#### [What you have to do]
In the records below, copy word for word every line from the one containing "Detect and localize" through the one containing "Bar — [102, 185, 122, 209]", including both of those lines.
========
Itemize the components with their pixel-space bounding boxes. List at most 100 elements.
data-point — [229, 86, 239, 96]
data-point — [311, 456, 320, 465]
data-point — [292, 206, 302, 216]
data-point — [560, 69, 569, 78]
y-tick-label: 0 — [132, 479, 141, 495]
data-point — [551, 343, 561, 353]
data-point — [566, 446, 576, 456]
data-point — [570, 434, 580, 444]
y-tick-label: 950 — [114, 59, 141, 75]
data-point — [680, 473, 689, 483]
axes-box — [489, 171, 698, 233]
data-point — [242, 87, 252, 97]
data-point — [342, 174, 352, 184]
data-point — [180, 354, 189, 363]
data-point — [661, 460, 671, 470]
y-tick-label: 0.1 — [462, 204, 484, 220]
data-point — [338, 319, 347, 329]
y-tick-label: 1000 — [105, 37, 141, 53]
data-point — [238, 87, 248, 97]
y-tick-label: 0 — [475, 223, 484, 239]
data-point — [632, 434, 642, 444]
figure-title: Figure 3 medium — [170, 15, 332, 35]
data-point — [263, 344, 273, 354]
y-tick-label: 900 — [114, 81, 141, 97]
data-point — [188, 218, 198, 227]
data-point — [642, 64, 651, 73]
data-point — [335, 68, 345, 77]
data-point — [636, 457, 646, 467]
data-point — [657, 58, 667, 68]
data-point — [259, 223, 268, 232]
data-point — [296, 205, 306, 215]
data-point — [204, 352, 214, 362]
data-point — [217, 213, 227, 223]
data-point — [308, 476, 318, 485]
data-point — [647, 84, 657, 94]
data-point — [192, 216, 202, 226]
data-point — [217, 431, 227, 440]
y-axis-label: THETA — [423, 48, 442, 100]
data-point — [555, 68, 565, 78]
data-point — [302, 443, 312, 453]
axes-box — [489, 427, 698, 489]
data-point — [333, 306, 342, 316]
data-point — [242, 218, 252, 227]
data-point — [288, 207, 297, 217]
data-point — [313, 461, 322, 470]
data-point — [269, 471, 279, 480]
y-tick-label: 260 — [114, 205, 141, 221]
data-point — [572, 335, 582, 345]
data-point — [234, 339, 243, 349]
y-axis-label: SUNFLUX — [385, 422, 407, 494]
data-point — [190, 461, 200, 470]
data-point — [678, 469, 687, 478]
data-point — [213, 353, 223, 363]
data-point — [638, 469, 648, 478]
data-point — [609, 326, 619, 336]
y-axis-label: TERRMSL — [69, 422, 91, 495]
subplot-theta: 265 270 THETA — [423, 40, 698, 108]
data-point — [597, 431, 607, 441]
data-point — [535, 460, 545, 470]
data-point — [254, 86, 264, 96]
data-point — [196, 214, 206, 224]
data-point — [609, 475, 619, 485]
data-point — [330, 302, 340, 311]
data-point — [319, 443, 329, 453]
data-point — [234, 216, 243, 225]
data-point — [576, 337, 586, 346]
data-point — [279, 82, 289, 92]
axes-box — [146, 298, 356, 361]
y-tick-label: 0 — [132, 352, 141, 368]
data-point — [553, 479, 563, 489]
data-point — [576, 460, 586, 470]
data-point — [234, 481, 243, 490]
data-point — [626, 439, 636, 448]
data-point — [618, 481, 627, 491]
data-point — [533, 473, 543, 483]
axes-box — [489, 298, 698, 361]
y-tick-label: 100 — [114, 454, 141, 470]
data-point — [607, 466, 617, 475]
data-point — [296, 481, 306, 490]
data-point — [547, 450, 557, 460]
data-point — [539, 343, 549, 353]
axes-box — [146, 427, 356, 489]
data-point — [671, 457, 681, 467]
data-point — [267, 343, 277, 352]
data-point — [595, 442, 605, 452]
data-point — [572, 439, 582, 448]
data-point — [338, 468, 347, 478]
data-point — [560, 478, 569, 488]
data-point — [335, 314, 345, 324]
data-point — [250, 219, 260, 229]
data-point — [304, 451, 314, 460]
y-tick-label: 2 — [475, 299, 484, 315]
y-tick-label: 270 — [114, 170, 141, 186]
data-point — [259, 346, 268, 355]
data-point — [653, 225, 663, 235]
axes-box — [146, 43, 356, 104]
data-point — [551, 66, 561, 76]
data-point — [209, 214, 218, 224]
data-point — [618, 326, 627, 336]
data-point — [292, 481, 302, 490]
========
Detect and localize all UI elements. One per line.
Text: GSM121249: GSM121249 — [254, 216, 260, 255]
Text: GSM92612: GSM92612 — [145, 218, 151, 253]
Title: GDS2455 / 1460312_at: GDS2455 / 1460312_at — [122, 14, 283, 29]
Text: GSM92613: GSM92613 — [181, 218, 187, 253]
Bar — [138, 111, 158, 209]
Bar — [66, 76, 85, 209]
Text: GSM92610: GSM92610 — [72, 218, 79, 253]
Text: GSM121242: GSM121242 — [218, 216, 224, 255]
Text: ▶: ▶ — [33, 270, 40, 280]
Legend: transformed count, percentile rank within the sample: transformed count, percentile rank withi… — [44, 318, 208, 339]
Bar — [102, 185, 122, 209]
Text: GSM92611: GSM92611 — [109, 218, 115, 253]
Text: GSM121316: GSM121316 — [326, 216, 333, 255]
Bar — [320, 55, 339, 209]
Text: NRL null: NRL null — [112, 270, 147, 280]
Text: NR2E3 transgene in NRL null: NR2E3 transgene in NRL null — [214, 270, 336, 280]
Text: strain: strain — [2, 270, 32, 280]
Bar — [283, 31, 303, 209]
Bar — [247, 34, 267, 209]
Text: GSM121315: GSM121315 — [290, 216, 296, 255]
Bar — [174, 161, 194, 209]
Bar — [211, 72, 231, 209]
========
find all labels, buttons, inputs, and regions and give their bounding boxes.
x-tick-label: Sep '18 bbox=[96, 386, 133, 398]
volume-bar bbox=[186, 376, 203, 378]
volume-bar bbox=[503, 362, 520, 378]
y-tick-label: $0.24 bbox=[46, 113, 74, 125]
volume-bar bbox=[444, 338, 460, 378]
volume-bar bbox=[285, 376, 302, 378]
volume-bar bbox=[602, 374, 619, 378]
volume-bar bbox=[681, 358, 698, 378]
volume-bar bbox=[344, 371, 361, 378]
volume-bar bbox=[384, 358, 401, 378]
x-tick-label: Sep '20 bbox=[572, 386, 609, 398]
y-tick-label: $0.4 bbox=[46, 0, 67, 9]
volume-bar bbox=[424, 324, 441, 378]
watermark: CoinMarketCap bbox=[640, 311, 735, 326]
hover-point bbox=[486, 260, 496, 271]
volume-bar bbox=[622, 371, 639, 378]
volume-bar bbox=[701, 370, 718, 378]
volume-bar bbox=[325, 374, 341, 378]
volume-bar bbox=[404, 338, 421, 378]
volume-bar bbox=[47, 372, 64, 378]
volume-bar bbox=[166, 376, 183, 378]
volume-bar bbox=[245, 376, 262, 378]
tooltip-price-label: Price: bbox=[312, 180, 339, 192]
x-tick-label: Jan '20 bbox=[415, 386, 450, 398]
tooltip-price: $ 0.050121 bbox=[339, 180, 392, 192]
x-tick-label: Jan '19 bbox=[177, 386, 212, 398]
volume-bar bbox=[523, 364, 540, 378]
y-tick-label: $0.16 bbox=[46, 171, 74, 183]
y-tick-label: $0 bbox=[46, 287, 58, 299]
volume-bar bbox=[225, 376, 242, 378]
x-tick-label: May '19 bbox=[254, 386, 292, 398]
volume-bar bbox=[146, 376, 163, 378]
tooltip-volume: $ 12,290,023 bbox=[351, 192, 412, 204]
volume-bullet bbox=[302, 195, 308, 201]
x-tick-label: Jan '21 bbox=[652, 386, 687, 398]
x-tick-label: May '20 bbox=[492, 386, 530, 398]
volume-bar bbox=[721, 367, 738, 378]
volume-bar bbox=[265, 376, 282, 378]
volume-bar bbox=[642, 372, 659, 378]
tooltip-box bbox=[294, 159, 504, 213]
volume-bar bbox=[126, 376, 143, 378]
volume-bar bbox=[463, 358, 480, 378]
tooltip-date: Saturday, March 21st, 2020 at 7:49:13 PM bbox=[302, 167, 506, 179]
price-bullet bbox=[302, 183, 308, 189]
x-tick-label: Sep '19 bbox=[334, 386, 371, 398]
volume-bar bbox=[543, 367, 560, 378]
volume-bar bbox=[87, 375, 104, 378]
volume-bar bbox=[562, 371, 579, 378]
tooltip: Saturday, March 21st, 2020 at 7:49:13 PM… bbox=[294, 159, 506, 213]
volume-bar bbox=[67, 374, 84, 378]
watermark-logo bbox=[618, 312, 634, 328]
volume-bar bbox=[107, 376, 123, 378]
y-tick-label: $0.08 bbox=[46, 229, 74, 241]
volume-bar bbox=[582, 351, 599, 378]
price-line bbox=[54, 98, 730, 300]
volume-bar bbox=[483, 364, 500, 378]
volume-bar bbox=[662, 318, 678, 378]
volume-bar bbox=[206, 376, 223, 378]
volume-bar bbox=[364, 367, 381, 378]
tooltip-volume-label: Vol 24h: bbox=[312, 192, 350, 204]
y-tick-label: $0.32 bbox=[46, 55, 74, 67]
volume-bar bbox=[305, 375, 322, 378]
========
#### [Finished exercise]
Detect and localize all UI elements. One per line.
Text: GSM121249: GSM121249 — [254, 216, 260, 255]
Text: GSM92612: GSM92612 — [145, 218, 151, 253]
Title: GDS2455 / 1460312_at: GDS2455 / 1460312_at — [122, 14, 283, 29]
Text: GSM92613: GSM92613 — [181, 218, 187, 253]
Bar — [138, 111, 158, 209]
Bar — [66, 76, 85, 209]
Text: GSM92610: GSM92610 — [72, 218, 79, 253]
Text: GSM121242: GSM121242 — [218, 216, 224, 255]
Text: ▶: ▶ — [33, 270, 40, 280]
Legend: transformed count, percentile rank within the sample: transformed count, percentile rank withi… — [44, 318, 208, 339]
Bar — [102, 185, 122, 209]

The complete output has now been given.